▶ _OBJECTIVE_: Your task is to reproduce the entries below word for word.

___ SUPPLIED INFORMATION

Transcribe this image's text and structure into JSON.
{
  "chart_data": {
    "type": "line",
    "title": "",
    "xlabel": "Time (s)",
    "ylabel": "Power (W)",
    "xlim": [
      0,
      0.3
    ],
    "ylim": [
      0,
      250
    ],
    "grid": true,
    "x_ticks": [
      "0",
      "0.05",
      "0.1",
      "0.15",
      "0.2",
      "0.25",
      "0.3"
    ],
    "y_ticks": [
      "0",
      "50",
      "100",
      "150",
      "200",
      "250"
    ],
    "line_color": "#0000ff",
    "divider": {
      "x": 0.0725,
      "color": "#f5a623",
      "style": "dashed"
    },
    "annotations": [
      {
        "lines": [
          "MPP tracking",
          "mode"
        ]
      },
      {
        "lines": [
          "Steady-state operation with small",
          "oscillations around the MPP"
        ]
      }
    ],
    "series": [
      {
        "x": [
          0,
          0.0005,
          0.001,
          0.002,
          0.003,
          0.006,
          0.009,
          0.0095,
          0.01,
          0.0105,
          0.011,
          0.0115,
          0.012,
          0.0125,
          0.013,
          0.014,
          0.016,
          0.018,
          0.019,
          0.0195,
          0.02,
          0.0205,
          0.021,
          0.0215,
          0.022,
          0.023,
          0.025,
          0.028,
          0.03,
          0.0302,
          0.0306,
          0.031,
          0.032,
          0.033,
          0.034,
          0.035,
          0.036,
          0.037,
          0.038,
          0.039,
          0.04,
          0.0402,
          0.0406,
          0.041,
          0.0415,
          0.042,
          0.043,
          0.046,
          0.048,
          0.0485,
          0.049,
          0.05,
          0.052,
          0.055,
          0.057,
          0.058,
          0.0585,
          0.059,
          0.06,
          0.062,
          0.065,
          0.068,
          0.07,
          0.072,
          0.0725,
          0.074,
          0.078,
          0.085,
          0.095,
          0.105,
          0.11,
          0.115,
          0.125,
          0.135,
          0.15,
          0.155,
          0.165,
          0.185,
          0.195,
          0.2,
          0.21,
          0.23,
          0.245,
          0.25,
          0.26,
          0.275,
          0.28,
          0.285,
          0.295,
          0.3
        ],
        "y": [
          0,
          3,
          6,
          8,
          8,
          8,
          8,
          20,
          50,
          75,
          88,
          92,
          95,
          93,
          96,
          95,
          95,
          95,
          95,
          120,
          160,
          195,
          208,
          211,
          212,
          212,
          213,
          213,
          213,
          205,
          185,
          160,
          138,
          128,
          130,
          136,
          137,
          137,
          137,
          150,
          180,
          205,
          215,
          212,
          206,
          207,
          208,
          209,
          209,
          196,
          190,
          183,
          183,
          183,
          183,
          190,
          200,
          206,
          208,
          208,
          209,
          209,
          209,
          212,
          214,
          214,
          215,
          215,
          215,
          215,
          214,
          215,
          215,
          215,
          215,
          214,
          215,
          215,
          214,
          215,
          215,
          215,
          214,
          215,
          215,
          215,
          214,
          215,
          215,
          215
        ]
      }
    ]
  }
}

______

▶ _EXERCISE ANSWER_:
Transcribe this image's text and structure into JSON.
{
  "chart_data": {
    "type": "line",
    "title": "",
    "xlabel": "Time (s)",
    "ylabel": "Power (W)",
    "xlim": [
      0,
      0.3
    ],
    "ylim": [
      0,
      250
    ],
    "grid": true,
    "x_ticks": [
      "0",
      "0.05",
      "0.1",
      "0.15",
      "0.2",
      "0.25",
      "0.3"
    ],
    "y_ticks": [
      "0",
      "50",
      "100",
      "150",
      "200",
      "250"
    ],
    "line_color": "#0000ff",
    "divider": {
      "x": 0.0725,
      "color": "#f5a623",
      "style": "dashed"
    },
    "annotations": [
      {
        "lines": [
          "MPP tracking",
          "mode"
        ]
      },
      {
        "lines": [
          "Steady-state operation with small",
          "oscillations around the MPP"
        ]
      }
    ],
    "series": [
      {
        "x": [
          0,
          0.0005,
          0.001,
          0.002,
          0.003,
          0.006,
          0.009,
          0.0095,
          0.01,
          0.0105,
          0.011,
          0.0115,
          0.012,
          0.0125,
          0.013,
          0.014,
          0.016,
          0.018,
          0.019,
          0.0195,
          0.02,
          0.0205,
          0.021,
          0.0215,
          0.022,
          0.023,
          0.025,
          0.028,
          0.03,
          0.0302,
          0.0306,
          0.031,
          0.032,
          0.033,
          0.034,
          0.035,
          0.036,
          0.037,
          0.038,
          0.039,
          0.04,
          0.0402,
          0.0406,
          0.041,
          0.0415,
          0.042,
          0.043,
          0.046,
          0.048,
          0.0485,
          0.049,
          0.05,
          0.052,
          0.055,
          0.057,
          0.058,
          0.0585,
          0.059,
          0.06,
          0.062,
          0.065,
          0.068,
          0.07,
          0.072,
          0.0725,
          0.074,
          0.078,
          0.085,
          0.095,
          0.105,
          0.11,
          0.115,
          0.125,
          0.135,
          0.15,
          0.155,
          0.165,
          0.185,
          0.195,
          0.2,
          0.21,
          0.23,
          0.245,
          0.25,
          0.26,
          0.275,
          0.28,
          0.285,
          0.295,
          0.3
        ],
        "y": [
          0,
          3,
          6,
          8,
          8,
          8,
          8,
          20,
          50,
          75,
          88,
          92,
          95,
          93,
          96,
          95,
          95,
          95,
          95,
          120,
          160,
          195,
          208,
          211,
          212,
          212,
          213,
          213,
          213,
          205,
          185,
          160,
          138,
          128,
          130,
          136,
          137,
          137,
          137,
          150,
          180,
          205,
          215,
          212,
          206,
          207,
          208,
          209,
          209,
          196,
          190,
          183,
          183,
          183,
          183,
          190,
          200,
          206,
          208,
          208,
          209,
          209,
          209,
          212,
          214,
          214,
          215,
          215,
          215,
          215,
          214,
          215,
          215,
          215,
          215,
          214,
          215,
          215,
          214,
          215,
          215,
          215,
          214,
          215,
          215,
          215,
          214,
          215,
          215,
          215
        ]
      }
    ]
  }
}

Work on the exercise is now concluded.